**What to work on:**
Reproduce the listing below exactly. Pictures do not belong in the copy.

**Records for this exercise:**
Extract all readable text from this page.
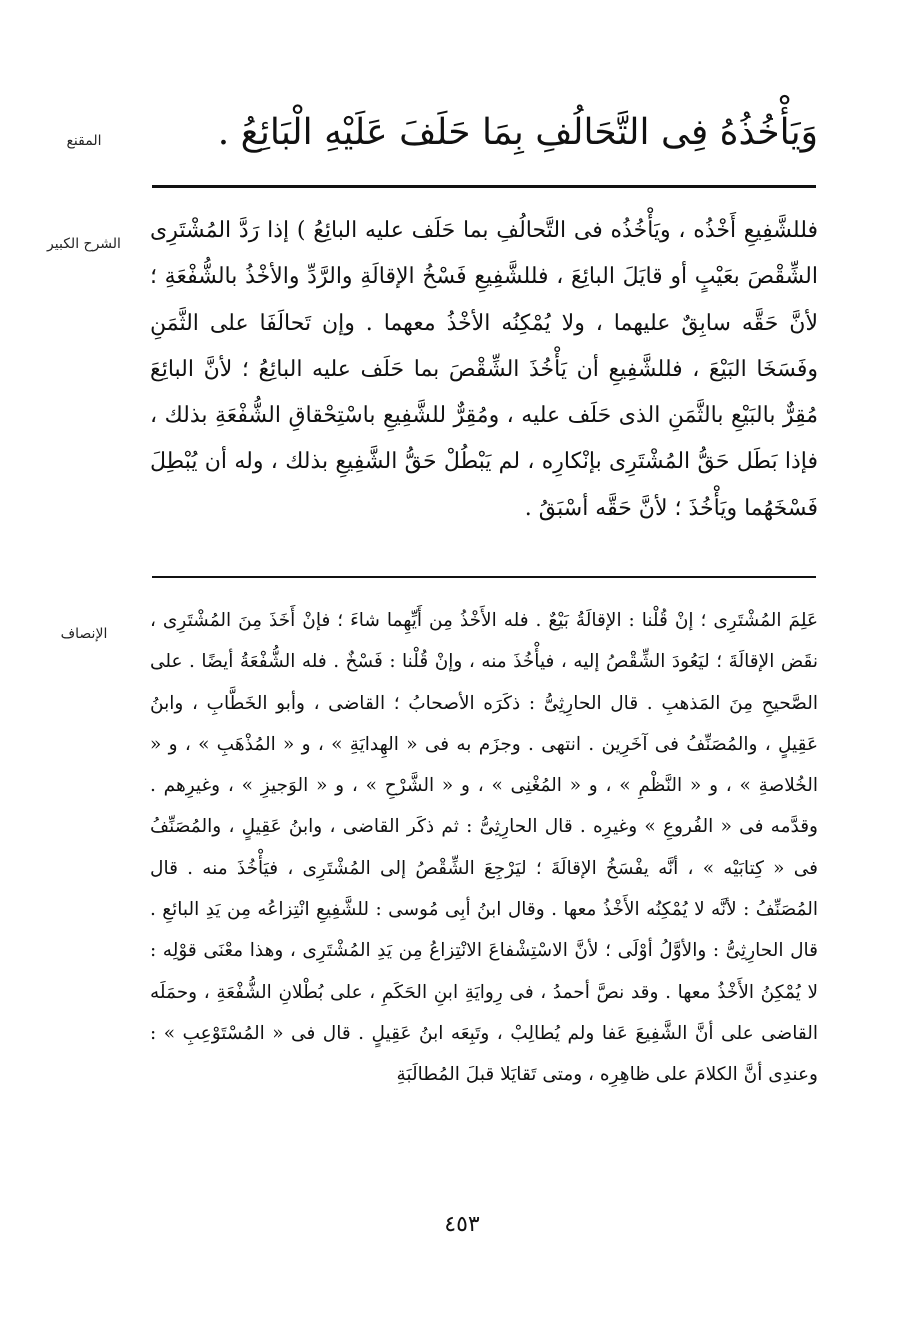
المقنع	وَيَأْخُذُهُ فِى التَّحَالُفِ بِمَا حَلَفَ عَلَيْهِ الْبَائِعُ .

الشرح الكبير

فللشَّفِيعِ أَخْذُه ، ويَأْخُذُه فى التَّحالُفِ بما حَلَف عليه البائِعُ ) إذا رَدَّ المُشْتَرِى الشِّقْصَ بعَيْبٍ أو قايَلَ البائِعَ ، فللشَّفِيعِ فَسْخُ الإقالَةِ والرَّدِّ والأخْذُ بالشُّفْعَةِ ؛ لأنَّ حَقَّه سابِقٌ عليهما ، ولا يُمْكِنُه الأخْذُ معهما . وإن تَحالَفَا على الثَّمَنِ وفَسَخَا البَيْعَ ، فللشَّفِيعِ أن يَأْخُذَ الشِّقْصَ بما حَلَف عليه البائِعُ ؛ لأنَّ البائِعَ مُقِرٌّ بالبَيْعِ بالثَّمَنِ الذى حَلَف عليه ، ومُقِرٌّ للشَّفِيعِ باسْتِحْقاقِ الشُّفْعَةِ بذلك ، فإذا بَطَل حَقُّ المُشْتَرِى بإنْكارِه ، لم يَبْطُلْ حَقُّ الشَّفِيعِ بذلك ، وله أن يُبْطِلَ فَسْخَهُما ويَأْخُذَ ؛ لأنَّ حَقَّه أسْبَقُ .

الإنصاف

عَلِمَ المُشْتَرِى ؛ إنْ قُلْنا : الإقالَةُ بَيْعٌ . فله الأَخْذُ مِن أَيِّهِما شاءَ ؛ فإنْ أَخَذَ مِنَ المُشْتَرِى ، نقَض الإقالَةَ ؛ ليَعُودَ الشِّقْصُ إليه ، فيأْخُذَ منه ، وإنْ قُلْنا : فَسْخٌ . فله الشُّفْعَةُ أيضًا . على الصَّحيحِ مِنَ المَذهبِ . قال الحارِثِىُّ : ذكَرَه الأصحابُ ؛ القاضى ، وأبو الخَطَّابِ ، وابنُ عَقِيلٍ ، والمُصَنِّفُ فى آخَرِين . انتهى . وجزَم به فى « الهِدايَةِ » ، و « المُذْهَبِ » ، و « الخُلاصةِ » ، و « النَّظْمِ » ، و « المُغْنِى » ، و « الشَّرْحِ » ، و « الوَجيزِ » ، وغيرِهم . وقدَّمه فى « الفُروعِ » وغيرِه . قال الحارِثِىُّ : ثم ذكَر القاضى ، وابنُ عَقِيلٍ ، والمُصَنِّفُ فى « كِتابَيْه » ، أنَّه يفْسَخُ الإقالَةَ ؛ ليَرْجِعَ الشِّقْصُ إلى المُشْتَرِى ، فيَأْخُذَ منه . قال المُصَنِّفُ : لأنَّه لا يُمْكِنُه الأَخْذُ معها . وقال ابنُ أبِى مُوسى : للشَّفِيعِ انْتِزاعُه مِن يَدِ البائعِ . قال الحارِثِىُّ : والأوَّلُ أوْلَى ؛ لأنَّ الاسْتِشْفاعَ الانْتِزاعُ مِن يَدِ المُشْتَرِى ، وهذا معْنَى قوْلِه : لا يُمْكِنُ الأَخْذُ معها . وقد نصَّ أحمدُ ، فى رِوايَةِ ابنِ الحَكَمِ ، على بُطْلانِ الشُّفْعَةِ ، وحمَلَه القاضى على أنَّ الشَّفِيعَ عَفا ولم يُطالِبْ ، وتَبِعَه ابنُ عَقِيلٍ . قال فى « المُسْتَوْعِبِ » : وعندِى أنَّ الكلامَ على ظاهِرِه ، ومتى تَقايَلا قبلَ المُطالَبَةِ

٤٥٣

**Problem solution:**
Extract all readable text from this page.
المقنع	وَيَأْخُذُهُ فِى التَّحَالُفِ بِمَا حَلَفَ عَلَيْهِ الْبَائِعُ .

الشرح الكبير

فللشَّفِيعِ أَخْذُه ، ويَأْخُذُه فى التَّحالُفِ بما حَلَف عليه البائِعُ ) إذا رَدَّ المُشْتَرِى الشِّقْصَ بعَيْبٍ أو قايَلَ البائِعَ ، فللشَّفِيعِ فَسْخُ الإقالَةِ والرَّدِّ والأخْذُ بالشُّفْعَةِ ؛ لأنَّ حَقَّه سابِقٌ عليهما ، ولا يُمْكِنُه الأخْذُ معهما . وإن تَحالَفَا على الثَّمَنِ وفَسَخَا البَيْعَ ، فللشَّفِيعِ أن يَأْخُذَ الشِّقْصَ بما حَلَف عليه البائِعُ ؛ لأنَّ البائِعَ مُقِرٌّ بالبَيْعِ بالثَّمَنِ الذى حَلَف عليه ، ومُقِرٌّ للشَّفِيعِ باسْتِحْقاقِ الشُّفْعَةِ بذلك ، فإذا بَطَل حَقُّ المُشْتَرِى بإنْكارِه ، لم يَبْطُلْ حَقُّ الشَّفِيعِ بذلك ، وله أن يُبْطِلَ فَسْخَهُما ويَأْخُذَ ؛ لأنَّ حَقَّه أسْبَقُ .

الإنصاف

عَلِمَ المُشْتَرِى ؛ إنْ قُلْنا : الإقالَةُ بَيْعٌ . فله الأَخْذُ مِن أَيِّهِما شاءَ ؛ فإنْ أَخَذَ مِنَ المُشْتَرِى ، نقَض الإقالَةَ ؛ ليَعُودَ الشِّقْصُ إليه ، فيأْخُذَ منه ، وإنْ قُلْنا : فَسْخٌ . فله الشُّفْعَةُ أيضًا . على الصَّحيحِ مِنَ المَذهبِ . قال الحارِثِىُّ : ذكَرَه الأصحابُ ؛ القاضى ، وأبو الخَطَّابِ ، وابنُ عَقِيلٍ ، والمُصَنِّفُ فى آخَرِين . انتهى . وجزَم به فى « الهِدايَةِ » ، و « المُذْهَبِ » ، و « الخُلاصةِ » ، و « النَّظْمِ » ، و « المُغْنِى » ، و « الشَّرْحِ » ، و « الوَجيزِ » ، وغيرِهم . وقدَّمه فى « الفُروعِ » وغيرِه . قال الحارِثِىُّ : ثم ذكَر القاضى ، وابنُ عَقِيلٍ ، والمُصَنِّفُ فى « كِتابَيْه » ، أنَّه يفْسَخُ الإقالَةَ ؛ ليَرْجِعَ الشِّقْصُ إلى المُشْتَرِى ، فيَأْخُذَ منه . قال المُصَنِّفُ : لأنَّه لا يُمْكِنُه الأَخْذُ معها . وقال ابنُ أبِى مُوسى : للشَّفِيعِ انْتِزاعُه مِن يَدِ البائعِ . قال الحارِثِىُّ : والأوَّلُ أوْلَى ؛ لأنَّ الاسْتِشْفاعَ الانْتِزاعُ مِن يَدِ المُشْتَرِى ، وهذا معْنَى قوْلِه : لا يُمْكِنُ الأَخْذُ معها . وقد نصَّ أحمدُ ، فى رِوايَةِ ابنِ الحَكَمِ ، على بُطْلانِ الشُّفْعَةِ ، وحمَلَه القاضى على أنَّ الشَّفِيعَ عَفا ولم يُطالِبْ ، وتَبِعَه ابنُ عَقِيلٍ . قال فى « المُسْتَوْعِبِ » : وعندِى أنَّ الكلامَ على ظاهِرِه ، ومتى تَقايَلا قبلَ المُطالَبَةِ

٤٥٣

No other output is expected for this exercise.